[Your tasks]:
1) In the text on SCHIP and abstinence-only funding, how much did Rhode Island receive from the redistribution?
2) Continue the text on SCHIP and abstinence-only funding from its last sentence.

[Page text]:
----------

After these shortfall States are made whole, 28 States (including the 5 
shortfall States) will receive redistributions. Rhode Island received 
over $23 million from this redistribution.
    I look forward to working with Congress to re-authorize SCHIP, to 
assure stability in the program.

    Question 7. As Secretary of HHS, you will be charged with 
overseeing the administration's abstinence-only programs, which are 
slated to receive an unprecedented $168 million in Federal taxpayer 
funding this year. A recent report by the House Committee on Government 
Reform revealed that many of the most common federally funded 
abstinence-only curricula contain errors, distortions and stereotypes 
while other recent reports have called into question the effectiveness 
of abstinence-only programs. For example, in 2001 the National Campaign 
to Prevent Teen Pregnancy found no credible studies of abstinence-only 
programs showing any significant impact on participants? initiation or 
frequency of sex. The National Academy of Sciences' Institute of 
Medicine has criticized the investment of hundreds of millions of 
dollars in unproven abstinence-only programs as ``poor fiscal and 
public health policy.'' What steps will you take as secretary to 
evaluate the accuracy and effectiveness of these programs and ensure 
that science, not ideology, is driving administration policy?

----------

Bounding box prediction data
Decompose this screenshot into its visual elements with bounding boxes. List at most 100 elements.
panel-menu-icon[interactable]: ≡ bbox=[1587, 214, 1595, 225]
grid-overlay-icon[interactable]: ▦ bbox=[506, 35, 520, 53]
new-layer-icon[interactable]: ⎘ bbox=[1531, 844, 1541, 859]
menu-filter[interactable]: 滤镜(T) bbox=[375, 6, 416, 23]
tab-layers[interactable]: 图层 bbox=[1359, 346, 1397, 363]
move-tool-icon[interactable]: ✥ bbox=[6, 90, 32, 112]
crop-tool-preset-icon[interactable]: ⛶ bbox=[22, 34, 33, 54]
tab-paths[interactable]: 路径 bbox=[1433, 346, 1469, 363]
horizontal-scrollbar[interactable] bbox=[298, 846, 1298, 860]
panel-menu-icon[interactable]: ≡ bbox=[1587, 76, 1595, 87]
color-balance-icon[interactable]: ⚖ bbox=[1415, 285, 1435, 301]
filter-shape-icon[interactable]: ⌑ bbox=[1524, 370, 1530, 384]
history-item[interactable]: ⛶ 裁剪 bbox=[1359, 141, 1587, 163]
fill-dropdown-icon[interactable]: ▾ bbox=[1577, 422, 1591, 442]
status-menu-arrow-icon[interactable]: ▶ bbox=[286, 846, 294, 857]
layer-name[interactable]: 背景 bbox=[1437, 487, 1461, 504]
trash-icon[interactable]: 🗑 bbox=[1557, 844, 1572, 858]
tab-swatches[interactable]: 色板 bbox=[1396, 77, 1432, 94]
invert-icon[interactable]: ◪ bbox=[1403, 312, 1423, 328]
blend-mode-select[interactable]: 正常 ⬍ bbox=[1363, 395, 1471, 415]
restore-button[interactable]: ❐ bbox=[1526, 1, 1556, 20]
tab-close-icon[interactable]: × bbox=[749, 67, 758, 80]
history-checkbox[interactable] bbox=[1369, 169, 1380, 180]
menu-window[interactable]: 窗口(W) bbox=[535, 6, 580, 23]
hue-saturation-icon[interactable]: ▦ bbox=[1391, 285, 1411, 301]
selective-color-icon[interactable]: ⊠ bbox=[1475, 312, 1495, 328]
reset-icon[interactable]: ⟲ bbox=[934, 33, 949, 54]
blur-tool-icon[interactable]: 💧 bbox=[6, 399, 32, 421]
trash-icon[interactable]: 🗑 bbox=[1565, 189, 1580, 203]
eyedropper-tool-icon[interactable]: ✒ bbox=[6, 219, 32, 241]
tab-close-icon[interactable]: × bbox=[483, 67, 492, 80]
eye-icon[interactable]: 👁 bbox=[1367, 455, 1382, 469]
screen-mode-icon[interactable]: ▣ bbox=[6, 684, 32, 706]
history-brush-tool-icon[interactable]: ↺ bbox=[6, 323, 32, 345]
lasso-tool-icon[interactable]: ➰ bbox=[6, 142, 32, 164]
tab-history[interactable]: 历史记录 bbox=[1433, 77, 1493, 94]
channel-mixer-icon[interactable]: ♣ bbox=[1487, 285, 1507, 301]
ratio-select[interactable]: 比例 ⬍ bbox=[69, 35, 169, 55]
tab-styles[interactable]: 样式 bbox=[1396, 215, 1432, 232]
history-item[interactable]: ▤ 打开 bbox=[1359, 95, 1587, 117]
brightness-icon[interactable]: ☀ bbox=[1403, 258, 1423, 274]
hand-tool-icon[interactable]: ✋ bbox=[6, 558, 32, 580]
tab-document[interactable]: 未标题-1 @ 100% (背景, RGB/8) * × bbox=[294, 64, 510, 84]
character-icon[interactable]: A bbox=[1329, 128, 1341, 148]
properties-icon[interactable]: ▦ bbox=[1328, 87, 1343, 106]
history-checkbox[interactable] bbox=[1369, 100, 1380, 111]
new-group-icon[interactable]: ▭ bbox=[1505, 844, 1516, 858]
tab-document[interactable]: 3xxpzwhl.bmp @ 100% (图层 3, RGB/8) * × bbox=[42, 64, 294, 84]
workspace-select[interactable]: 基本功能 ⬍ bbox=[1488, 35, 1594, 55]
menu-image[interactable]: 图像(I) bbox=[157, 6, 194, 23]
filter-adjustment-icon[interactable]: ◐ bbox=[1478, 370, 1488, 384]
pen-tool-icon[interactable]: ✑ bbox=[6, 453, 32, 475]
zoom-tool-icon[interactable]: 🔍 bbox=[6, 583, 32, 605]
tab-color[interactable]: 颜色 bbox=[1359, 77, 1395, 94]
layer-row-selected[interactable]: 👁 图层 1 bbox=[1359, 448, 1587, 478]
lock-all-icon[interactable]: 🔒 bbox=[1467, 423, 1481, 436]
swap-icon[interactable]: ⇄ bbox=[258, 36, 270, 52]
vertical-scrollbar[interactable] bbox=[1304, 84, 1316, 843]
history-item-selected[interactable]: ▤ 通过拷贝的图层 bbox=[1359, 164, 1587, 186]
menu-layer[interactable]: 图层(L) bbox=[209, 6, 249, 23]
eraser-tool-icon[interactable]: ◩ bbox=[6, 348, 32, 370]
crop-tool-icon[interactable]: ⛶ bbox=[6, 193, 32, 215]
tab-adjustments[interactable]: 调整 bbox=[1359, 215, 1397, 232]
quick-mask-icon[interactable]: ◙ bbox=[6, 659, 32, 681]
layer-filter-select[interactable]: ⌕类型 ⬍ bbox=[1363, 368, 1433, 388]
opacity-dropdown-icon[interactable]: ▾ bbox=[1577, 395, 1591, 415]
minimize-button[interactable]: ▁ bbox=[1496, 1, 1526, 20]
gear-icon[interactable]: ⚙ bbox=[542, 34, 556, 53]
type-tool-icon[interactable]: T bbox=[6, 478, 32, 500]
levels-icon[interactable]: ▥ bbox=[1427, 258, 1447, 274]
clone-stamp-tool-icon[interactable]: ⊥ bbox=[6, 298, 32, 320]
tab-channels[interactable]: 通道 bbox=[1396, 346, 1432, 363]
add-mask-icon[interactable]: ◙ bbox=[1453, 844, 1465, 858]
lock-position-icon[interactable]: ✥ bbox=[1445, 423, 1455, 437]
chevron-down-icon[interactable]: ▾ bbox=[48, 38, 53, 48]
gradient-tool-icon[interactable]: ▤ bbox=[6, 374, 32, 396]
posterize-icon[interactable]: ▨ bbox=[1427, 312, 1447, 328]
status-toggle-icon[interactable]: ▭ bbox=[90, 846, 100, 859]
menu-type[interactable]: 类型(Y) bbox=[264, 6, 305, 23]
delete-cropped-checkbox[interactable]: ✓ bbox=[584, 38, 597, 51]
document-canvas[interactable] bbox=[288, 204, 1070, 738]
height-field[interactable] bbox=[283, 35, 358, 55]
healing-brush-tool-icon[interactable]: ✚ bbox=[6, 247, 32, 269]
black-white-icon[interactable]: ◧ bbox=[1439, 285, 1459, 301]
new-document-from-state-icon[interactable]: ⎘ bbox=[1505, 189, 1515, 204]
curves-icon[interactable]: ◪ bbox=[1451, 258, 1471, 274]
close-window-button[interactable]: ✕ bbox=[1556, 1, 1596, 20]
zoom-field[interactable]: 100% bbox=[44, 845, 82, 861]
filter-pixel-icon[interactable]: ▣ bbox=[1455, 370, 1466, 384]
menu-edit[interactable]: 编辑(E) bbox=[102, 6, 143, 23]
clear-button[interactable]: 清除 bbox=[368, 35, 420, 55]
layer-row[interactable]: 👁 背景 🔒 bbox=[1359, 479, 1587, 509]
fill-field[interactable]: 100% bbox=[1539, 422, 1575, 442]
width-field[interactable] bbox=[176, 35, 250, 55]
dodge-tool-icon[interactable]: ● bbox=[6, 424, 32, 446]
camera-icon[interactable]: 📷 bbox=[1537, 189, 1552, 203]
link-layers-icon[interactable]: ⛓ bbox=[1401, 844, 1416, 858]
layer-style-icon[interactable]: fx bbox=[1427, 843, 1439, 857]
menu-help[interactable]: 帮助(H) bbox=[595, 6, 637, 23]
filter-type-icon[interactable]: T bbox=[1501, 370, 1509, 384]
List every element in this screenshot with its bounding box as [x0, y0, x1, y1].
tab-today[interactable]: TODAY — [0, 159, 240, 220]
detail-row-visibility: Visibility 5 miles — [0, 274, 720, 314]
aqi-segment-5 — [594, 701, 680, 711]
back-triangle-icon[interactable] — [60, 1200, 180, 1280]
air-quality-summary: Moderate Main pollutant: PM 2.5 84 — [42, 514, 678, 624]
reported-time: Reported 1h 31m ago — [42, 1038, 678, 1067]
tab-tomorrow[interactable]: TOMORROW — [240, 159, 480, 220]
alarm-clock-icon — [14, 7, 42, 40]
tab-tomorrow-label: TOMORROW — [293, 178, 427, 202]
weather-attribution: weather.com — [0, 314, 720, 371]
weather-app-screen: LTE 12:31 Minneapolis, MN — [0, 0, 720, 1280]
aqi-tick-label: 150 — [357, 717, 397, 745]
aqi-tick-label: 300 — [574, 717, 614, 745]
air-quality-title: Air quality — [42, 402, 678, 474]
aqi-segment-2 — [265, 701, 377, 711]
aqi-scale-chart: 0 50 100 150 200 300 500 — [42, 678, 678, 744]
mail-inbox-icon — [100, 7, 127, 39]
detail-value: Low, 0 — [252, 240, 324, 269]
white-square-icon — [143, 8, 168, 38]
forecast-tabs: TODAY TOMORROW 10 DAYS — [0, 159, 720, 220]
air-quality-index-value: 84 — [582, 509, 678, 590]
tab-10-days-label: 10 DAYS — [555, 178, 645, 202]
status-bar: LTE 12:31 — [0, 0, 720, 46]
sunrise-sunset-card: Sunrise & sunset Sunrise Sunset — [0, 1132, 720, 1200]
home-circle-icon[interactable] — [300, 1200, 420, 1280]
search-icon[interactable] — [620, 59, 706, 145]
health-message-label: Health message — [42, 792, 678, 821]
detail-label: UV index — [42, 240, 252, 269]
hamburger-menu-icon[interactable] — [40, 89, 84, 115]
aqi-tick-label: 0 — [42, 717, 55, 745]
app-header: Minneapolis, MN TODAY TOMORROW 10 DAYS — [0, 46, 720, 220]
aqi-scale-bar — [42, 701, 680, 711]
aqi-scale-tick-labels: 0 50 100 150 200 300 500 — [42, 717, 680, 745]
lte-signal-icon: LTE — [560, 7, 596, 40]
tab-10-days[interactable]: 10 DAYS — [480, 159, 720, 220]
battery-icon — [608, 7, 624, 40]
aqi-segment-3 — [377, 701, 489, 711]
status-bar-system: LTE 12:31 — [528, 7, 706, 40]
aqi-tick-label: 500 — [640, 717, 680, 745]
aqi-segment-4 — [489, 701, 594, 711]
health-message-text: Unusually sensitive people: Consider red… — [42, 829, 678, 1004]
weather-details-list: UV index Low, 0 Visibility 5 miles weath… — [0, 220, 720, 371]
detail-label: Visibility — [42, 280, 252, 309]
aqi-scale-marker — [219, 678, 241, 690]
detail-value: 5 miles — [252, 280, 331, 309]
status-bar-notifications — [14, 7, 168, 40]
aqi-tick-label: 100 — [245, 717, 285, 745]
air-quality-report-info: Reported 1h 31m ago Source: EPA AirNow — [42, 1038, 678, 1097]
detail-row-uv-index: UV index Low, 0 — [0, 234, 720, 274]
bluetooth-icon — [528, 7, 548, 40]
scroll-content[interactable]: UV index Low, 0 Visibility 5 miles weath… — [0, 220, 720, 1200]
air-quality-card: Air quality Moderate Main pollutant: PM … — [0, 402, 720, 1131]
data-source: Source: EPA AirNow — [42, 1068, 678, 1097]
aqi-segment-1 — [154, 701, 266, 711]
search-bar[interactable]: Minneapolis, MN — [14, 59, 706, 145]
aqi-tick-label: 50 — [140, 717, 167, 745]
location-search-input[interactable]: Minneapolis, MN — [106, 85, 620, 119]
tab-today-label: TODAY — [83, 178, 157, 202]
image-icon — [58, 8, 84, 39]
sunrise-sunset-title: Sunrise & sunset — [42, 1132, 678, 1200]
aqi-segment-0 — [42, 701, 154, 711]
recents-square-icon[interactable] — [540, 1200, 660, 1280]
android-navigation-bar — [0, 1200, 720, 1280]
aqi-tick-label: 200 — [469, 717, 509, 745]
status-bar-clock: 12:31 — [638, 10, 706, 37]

----------

[Replies]:
1) Over $23 million.

2)
    Answer 7. I share the President view that . . .``Abstinence is the 
surest way and the only completely effective way to prevent unwanted 
pregnancies and sexually transmitted diseases.'' I also agree with the 
President that we must promote public policies that are medically 
accurate. I also am committed to continuing to support the rigorous 
evaluation efforts currently underway in the Department.

    Question 8. What were EPA's considerations in accepting $2 million 
from the American Chemistry Council to help fund the Children's 
Environmental Exposure Research Study? In light of recent challenges 
faced by the FDA, how would you balance the collection of user fees by 
FDA under the Prescription Drug User Fee Act (PDUFA) and FDA's 
regulatory role in ensuring the safety of drugs seeking approval?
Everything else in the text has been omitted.